→ **Written instruction**: Extend the essay on faith and the halt to refugee admissions, continuing after its final sentence, the quotation from the prophet Micah.

→ **Reading text**:
--------------------------------

I am not an immigrant. There are relatively few of us who can say this, but I am one of the Native Americans that can make that claim. I remember the waves of immigrants who have washed over this country, not all honoring the people already living here. Nor have all of us treated them well in return. For this, I repent.
I was raised in a Dutch immigrant family. I sat in church pews twice every Sunday with my parents, grandparents, aunts, and uncles. As one family, we learned of God’s immeasurable love and call to show that love to the people of the world. I experienced what it means to be adopted in family and adopted by God. For this, I rejoice.
On Friday, January 27, President Trump called for a temporary halt to accepting thousands of refugees displaced by conflict — and in so doing, he potentially disrupts the clear and historic call of the church I serve and love. For this, I respond.
The Christian Reformed Church raised me to believe that following Jesus meant loving our neighbors as ourselves. It showed me how widely and inclusively Jesus defined our “neighbor.” It pushed me to measure my life based on the words of the prophet Micah: “What does the Lord require of you? To act justly, to love mercy, and to walk humbly with our God.”

--------------------------------

→ **Region annotation records**:
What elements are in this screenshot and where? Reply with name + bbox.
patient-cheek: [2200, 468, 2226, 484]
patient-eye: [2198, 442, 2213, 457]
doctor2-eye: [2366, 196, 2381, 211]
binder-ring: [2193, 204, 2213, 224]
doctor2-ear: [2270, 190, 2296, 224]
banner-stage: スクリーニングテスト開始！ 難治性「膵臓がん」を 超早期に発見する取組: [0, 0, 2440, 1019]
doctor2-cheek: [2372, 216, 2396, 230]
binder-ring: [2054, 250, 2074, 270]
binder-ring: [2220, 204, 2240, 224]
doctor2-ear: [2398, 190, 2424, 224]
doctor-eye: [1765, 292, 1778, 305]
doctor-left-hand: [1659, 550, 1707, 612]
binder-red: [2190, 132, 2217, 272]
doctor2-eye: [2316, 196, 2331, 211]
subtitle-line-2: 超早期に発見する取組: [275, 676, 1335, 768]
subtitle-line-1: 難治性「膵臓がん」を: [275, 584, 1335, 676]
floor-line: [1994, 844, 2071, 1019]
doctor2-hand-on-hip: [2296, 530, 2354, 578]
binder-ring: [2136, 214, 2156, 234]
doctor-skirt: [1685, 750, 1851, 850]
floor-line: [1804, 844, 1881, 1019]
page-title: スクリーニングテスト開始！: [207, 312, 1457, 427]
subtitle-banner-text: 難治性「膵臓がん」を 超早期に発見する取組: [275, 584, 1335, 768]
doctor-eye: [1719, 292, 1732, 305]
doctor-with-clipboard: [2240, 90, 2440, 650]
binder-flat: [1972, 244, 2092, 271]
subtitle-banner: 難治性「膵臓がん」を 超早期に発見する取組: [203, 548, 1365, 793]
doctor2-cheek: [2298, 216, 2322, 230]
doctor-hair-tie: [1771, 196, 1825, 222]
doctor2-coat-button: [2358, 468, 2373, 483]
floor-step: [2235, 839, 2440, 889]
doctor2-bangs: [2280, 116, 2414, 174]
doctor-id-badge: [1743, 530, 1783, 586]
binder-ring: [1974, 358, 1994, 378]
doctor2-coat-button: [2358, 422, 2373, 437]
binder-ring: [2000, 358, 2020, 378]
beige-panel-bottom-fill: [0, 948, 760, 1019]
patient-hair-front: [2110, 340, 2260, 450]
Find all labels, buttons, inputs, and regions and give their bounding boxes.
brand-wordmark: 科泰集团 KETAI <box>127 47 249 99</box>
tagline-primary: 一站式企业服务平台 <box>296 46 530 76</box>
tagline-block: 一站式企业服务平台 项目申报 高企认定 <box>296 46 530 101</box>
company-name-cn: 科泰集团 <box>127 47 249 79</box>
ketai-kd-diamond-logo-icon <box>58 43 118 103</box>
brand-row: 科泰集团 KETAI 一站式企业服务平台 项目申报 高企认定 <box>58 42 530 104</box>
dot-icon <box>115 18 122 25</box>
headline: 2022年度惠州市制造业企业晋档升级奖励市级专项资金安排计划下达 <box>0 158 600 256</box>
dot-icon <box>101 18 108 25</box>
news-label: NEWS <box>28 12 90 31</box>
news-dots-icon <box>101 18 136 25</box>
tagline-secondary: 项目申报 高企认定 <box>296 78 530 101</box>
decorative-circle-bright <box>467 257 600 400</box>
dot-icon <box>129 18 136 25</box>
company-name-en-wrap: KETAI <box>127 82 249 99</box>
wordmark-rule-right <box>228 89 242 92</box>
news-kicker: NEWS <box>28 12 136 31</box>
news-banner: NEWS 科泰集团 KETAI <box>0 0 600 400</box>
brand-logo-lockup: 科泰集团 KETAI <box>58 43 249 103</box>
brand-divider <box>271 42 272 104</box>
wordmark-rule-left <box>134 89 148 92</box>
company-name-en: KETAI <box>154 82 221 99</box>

--------------------------------

→ **Written response**:
And this community didn’t show me that in generalities: it did it specifically – by welcoming refugees.The first domestic program of World Renew was called the Good Samaritan Center. It began its ministry in Miami as a refuge for those fleeing persecution in Cuba.
We didn’t stop there. In the 1970s we welcomed people from Asia after the Vietnam War. In the 1980s, we welcomed those fleeing civil wars in Central America. In the 1990s, we welcomed Bosnians and Sudanese. Today, it is Burmese, Congolese, Rwandan, and Syrians. For decades, and from all over the globe, refugees have shaped, strengthened, changed, and blessed the Christian Reformed Church. We are a church that includes refugees. We are a church that welcomes refugees.
“…this community didn’t show me that in generalities: it did it specifically – by welcoming refugees.”
Refugee resettlement has become a difficult, even partisan issue. People are fearful and we understand how real those fears can be. We have also seen how stringently the United States government vets refugees prior to admittance into our country. This multi-year, multi-agency process has been a successful foundation of the church’s work in resettling refugees. We need not steer away from our calling now, in a time when we have such a great opportunity to care for the widow, the orphan, and the poor. We rejoice that our partner resettlement agencies have been flooded with offers to help; we want to walk alongside those who are seeking a new, peaceful beginning, away from the violence in their own countries.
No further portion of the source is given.